▶ _Figure record extracts_:
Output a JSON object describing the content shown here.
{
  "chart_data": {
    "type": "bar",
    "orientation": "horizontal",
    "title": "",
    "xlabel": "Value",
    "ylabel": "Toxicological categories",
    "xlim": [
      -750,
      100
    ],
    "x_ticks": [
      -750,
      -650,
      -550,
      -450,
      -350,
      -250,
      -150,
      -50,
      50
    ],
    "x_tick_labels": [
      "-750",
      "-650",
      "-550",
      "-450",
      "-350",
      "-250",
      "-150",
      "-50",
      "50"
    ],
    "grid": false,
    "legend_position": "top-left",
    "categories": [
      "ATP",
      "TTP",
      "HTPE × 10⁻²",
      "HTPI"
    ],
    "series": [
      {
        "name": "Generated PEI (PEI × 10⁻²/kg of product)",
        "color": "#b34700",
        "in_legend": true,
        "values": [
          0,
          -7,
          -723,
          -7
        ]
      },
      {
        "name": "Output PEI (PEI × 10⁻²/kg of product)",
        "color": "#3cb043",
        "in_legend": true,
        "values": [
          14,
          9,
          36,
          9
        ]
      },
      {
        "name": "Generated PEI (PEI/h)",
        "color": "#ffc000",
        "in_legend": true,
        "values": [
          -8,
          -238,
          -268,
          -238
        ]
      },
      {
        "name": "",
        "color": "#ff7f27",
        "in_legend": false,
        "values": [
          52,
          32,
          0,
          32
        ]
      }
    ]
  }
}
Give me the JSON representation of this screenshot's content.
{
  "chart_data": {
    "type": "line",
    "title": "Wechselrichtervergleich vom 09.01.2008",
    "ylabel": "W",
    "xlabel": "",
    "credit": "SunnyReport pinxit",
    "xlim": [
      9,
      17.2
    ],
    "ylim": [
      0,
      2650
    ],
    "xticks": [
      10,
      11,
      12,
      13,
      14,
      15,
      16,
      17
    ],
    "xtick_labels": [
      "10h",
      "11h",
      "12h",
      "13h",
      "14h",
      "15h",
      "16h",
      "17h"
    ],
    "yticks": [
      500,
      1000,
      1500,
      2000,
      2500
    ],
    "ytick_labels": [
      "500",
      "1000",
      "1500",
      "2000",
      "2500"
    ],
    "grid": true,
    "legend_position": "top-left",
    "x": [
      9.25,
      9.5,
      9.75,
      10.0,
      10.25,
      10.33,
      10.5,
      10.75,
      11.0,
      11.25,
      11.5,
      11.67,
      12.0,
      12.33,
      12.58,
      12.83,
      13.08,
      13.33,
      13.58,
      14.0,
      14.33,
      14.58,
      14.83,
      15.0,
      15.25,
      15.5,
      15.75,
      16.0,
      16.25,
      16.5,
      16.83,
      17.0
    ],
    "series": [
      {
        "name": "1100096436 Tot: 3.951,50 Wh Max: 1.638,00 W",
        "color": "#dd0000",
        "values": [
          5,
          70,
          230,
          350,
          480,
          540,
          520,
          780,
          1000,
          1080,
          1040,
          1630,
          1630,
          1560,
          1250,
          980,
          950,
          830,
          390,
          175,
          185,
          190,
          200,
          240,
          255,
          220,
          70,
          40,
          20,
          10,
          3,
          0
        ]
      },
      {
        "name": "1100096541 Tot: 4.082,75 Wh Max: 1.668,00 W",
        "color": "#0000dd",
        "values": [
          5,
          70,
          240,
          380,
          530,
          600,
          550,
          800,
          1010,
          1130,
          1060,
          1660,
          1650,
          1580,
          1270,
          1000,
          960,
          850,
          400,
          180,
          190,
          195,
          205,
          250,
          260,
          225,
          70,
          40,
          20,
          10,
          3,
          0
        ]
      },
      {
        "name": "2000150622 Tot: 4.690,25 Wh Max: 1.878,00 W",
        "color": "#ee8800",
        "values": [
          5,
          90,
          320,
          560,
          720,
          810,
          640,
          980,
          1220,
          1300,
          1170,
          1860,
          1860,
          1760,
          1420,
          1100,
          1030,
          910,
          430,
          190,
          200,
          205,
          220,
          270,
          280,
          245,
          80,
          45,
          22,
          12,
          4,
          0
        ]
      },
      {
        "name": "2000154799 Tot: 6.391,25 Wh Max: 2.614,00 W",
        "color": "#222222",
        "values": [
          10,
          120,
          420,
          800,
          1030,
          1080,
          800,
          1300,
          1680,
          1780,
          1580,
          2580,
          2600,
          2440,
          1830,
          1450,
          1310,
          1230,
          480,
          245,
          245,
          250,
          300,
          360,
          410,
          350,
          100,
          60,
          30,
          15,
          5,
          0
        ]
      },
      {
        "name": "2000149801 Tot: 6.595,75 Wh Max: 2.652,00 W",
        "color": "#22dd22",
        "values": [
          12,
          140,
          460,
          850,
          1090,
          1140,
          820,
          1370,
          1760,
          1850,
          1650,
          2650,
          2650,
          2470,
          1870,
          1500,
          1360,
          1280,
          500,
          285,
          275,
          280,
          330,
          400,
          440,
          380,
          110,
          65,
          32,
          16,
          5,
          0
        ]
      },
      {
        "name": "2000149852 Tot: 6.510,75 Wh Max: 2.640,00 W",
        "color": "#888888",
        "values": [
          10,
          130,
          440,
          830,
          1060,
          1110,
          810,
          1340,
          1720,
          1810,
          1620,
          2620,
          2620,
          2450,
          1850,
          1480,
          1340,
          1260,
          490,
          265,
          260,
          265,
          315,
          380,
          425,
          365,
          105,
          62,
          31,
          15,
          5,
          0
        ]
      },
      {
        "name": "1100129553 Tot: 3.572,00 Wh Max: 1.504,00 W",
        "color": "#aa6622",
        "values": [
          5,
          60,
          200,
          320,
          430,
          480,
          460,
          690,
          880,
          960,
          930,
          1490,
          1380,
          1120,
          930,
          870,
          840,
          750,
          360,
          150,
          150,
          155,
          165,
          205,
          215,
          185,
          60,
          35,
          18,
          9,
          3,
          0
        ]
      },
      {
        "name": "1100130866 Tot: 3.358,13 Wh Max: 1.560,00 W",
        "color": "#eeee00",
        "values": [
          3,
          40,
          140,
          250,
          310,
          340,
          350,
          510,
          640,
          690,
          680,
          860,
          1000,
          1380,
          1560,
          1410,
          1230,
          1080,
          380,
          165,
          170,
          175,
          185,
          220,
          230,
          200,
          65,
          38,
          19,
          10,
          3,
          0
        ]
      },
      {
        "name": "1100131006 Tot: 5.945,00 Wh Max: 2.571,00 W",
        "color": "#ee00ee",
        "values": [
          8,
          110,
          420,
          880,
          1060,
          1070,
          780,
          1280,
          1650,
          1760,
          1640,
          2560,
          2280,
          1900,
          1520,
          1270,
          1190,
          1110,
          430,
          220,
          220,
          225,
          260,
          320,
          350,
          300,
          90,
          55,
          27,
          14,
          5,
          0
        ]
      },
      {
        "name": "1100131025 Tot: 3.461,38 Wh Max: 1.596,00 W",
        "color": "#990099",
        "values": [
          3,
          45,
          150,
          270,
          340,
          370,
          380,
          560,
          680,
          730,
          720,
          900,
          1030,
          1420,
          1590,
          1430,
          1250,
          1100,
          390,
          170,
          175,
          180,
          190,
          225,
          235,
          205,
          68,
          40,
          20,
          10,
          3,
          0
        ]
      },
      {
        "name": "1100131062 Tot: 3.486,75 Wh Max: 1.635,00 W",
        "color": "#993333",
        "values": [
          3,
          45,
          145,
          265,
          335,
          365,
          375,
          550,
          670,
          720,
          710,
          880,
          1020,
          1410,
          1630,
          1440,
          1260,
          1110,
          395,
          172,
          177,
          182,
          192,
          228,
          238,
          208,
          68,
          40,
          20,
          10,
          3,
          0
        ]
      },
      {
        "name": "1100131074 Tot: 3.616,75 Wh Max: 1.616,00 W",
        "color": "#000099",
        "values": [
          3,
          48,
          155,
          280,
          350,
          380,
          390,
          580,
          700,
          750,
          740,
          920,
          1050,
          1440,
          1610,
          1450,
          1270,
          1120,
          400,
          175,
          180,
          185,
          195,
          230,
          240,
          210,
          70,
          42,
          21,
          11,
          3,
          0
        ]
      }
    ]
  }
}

▶ _Problem details_: Pick out the lines above containing the word "Output", then copy them.

▶ _Solution to this problem_:
Output a JSON object describing the content shown here.
        "name": "Output PEI (PEI × 10⁻²/kg of product)",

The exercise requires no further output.